Every line in the listing is to be echoed verbatim.

begin PROVIDED INFORMATION

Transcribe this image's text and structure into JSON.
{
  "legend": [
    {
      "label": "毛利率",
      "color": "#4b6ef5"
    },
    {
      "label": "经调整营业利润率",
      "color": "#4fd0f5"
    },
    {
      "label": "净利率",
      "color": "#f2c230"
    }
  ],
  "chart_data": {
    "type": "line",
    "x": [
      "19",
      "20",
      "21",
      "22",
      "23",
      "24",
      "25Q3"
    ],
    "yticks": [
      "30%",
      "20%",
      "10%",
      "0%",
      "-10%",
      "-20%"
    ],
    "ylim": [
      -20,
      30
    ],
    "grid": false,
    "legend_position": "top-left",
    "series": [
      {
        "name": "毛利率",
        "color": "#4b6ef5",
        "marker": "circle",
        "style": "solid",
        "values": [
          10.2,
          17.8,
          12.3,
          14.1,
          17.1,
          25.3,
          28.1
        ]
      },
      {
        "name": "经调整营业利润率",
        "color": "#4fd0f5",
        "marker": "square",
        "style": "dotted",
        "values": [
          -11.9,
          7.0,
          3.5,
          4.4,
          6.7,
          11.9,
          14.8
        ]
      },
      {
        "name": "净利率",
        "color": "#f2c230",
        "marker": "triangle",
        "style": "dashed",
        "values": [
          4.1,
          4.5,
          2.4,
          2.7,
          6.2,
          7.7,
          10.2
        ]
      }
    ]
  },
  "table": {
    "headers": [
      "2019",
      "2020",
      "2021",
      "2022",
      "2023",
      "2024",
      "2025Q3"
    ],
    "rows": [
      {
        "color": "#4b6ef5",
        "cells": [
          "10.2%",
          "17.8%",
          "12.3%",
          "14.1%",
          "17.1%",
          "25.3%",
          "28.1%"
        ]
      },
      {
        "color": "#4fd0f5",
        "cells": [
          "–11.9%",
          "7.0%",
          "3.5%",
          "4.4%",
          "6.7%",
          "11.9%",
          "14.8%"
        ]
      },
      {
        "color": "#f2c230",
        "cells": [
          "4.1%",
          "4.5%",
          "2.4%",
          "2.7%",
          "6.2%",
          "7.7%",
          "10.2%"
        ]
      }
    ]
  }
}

end PROVIDED INFORMATION

■ PROBLEM SOLUTION:
Transcribe this image's text and structure into JSON.
{
  "legend": [
    {
      "label": "毛利率",
      "color": "#4b6ef5"
    },
    {
      "label": "经调整营业利润率",
      "color": "#4fd0f5"
    },
    {
      "label": "净利率",
      "color": "#f2c230"
    }
  ],
  "chart_data": {
    "type": "line",
    "x": [
      "19",
      "20",
      "21",
      "22",
      "23",
      "24",
      "25Q3"
    ],
    "yticks": [
      "30%",
      "20%",
      "10%",
      "0%",
      "-10%",
      "-20%"
    ],
    "ylim": [
      -20,
      30
    ],
    "grid": false,
    "legend_position": "top-left",
    "series": [
      {
        "name": "毛利率",
        "color": "#4b6ef5",
        "marker": "circle",
        "style": "solid",
        "values": [
          10.2,
          17.8,
          12.3,
          14.1,
          17.1,
          25.3,
          28.1
        ]
      },
      {
        "name": "经调整营业利润率",
        "color": "#4fd0f5",
        "marker": "square",
        "style": "dotted",
        "values": [
          -11.9,
          7.0,
          3.5,
          4.4,
          6.7,
          11.9,
          14.8
        ]
      },
      {
        "name": "净利率",
        "color": "#f2c230",
        "marker": "triangle",
        "style": "dashed",
        "values": [
          4.1,
          4.5,
          2.4,
          2.7,
          6.2,
          7.7,
          10.2
        ]
      }
    ]
  },
  "table": {
    "headers": [
      "2019",
      "2020",
      "2021",
      "2022",
      "2023",
      "2024",
      "2025Q3"
    ],
    "rows": [
      {
        "color": "#4b6ef5",
        "cells": [
          "10.2%",
          "17.8%",
          "12.3%",
          "14.1%",
          "17.1%",
          "25.3%",
          "28.1%"
        ]
      },
      {
        "color": "#4fd0f5",
        "cells": [
          "–11.9%",
          "7.0%",
          "3.5%",
          "4.4%",
          "6.7%",
          "11.9%",
          "14.8%"
        ]
      },
      {
        "color": "#f2c230",
        "cells": [
          "4.1%",
          "4.5%",
          "2.4%",
          "2.7%",
          "6.2%",
          "7.7%",
          "10.2%"
        ]
      }
    ]
  }
}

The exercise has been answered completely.